**Written instruction**
Omit the pictures, please, and give each record below again exactly.

(Figure dataset records)
%%

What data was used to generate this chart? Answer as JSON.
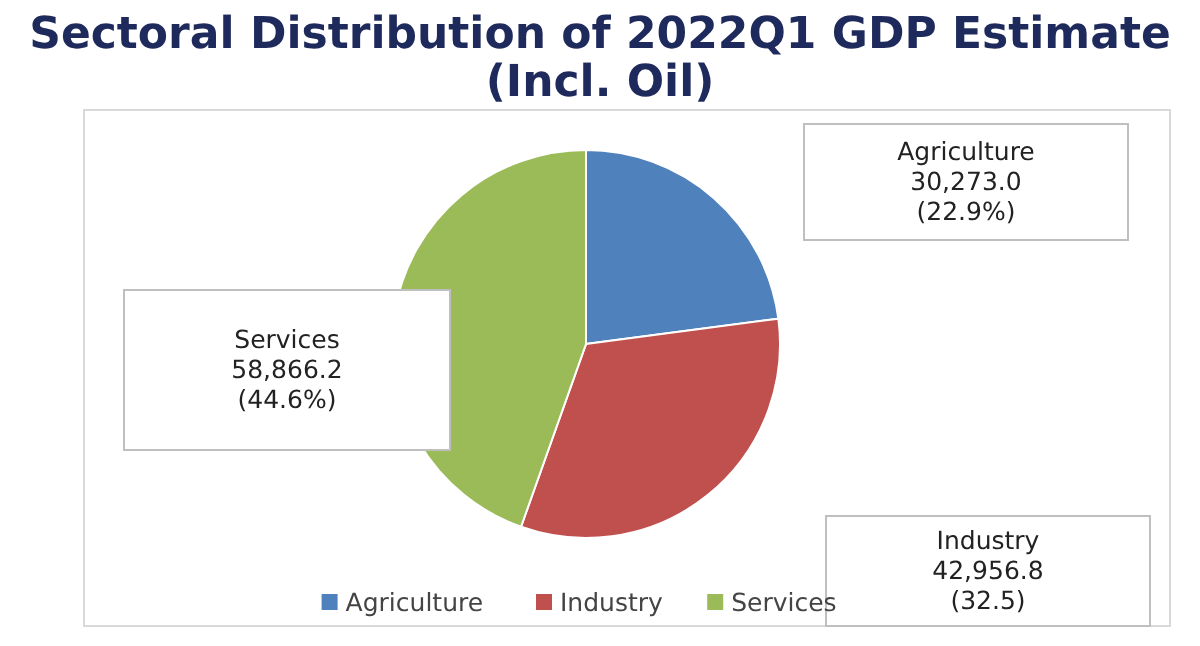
{
  "chart_data": {
    "type": "pie",
    "title": "Sectoral Distribution of 2022Q1 GDP Estimate (Incl. Oil)",
    "categories": [
      "Agriculture",
      "Industry",
      "Services"
    ],
    "values": [
      30273.0,
      42956.8,
      58866.2
    ],
    "colors": [
      "#4f81bd",
      "#c0504d",
      "#9bbb59"
    ],
    "value_labels": [
      "30,273.0\n(22.9%)",
      "42,956.8\n(32.5)",
      "58,866.2\n(44.6%)"
    ],
    "legend": "bottom"
  }
}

%%

**Exercise result**
What data was used to generate this chart? Answer as JSON.
{
  "chart_data": {
    "type": "pie",
    "title": "Sectoral Distribution of 2022Q1 GDP Estimate (Incl. Oil)",
    "categories": [
      "Agriculture",
      "Industry",
      "Services"
    ],
    "values": [
      30273.0,
      42956.8,
      58866.2
    ],
    "colors": [
      "#4f81bd",
      "#c0504d",
      "#9bbb59"
    ],
    "value_labels": [
      "30,273.0\n(22.9%)",
      "42,956.8\n(32.5)",
      "58,866.2\n(44.6%)"
    ],
    "legend": "bottom"
  }
}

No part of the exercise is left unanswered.